↓
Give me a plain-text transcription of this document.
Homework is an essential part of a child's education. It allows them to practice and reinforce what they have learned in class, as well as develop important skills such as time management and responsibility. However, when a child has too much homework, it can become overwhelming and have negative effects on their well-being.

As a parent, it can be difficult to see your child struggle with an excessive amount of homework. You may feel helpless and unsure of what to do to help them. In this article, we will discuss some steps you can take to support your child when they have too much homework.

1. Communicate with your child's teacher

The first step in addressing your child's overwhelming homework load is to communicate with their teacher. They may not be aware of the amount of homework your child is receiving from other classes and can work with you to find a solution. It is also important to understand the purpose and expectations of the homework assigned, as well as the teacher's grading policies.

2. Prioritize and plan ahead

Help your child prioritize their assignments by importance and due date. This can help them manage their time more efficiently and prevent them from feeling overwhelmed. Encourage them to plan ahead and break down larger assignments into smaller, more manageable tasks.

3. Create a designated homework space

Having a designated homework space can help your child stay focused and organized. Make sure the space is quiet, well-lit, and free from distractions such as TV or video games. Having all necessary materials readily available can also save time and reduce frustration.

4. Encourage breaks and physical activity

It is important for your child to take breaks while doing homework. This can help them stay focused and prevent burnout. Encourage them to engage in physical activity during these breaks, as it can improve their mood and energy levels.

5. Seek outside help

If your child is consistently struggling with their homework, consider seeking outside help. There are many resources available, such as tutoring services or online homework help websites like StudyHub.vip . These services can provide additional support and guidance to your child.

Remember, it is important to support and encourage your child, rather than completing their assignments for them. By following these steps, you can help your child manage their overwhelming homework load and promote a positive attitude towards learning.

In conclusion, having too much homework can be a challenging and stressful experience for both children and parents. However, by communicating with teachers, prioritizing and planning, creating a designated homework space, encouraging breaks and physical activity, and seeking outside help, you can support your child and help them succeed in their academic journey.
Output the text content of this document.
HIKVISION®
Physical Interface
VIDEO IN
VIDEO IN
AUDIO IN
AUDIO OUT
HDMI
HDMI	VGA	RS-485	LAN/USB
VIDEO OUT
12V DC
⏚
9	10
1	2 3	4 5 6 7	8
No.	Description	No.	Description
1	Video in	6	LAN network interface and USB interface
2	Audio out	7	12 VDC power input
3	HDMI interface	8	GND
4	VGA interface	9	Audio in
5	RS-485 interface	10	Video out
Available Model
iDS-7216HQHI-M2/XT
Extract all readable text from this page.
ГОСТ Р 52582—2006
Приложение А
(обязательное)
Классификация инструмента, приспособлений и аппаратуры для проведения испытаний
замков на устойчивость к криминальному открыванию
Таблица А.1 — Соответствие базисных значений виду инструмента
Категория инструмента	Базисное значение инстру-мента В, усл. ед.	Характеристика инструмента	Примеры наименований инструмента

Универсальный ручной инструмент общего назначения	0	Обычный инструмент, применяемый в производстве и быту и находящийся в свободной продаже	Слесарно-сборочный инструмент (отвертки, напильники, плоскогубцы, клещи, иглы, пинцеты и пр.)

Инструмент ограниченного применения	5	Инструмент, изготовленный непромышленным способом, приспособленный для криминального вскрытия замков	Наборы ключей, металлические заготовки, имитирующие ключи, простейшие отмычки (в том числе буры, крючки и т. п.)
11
↑
PROMPT: Work out the number of lines above that include the string "what" and write only that number.

SOLUTION BELOW: 2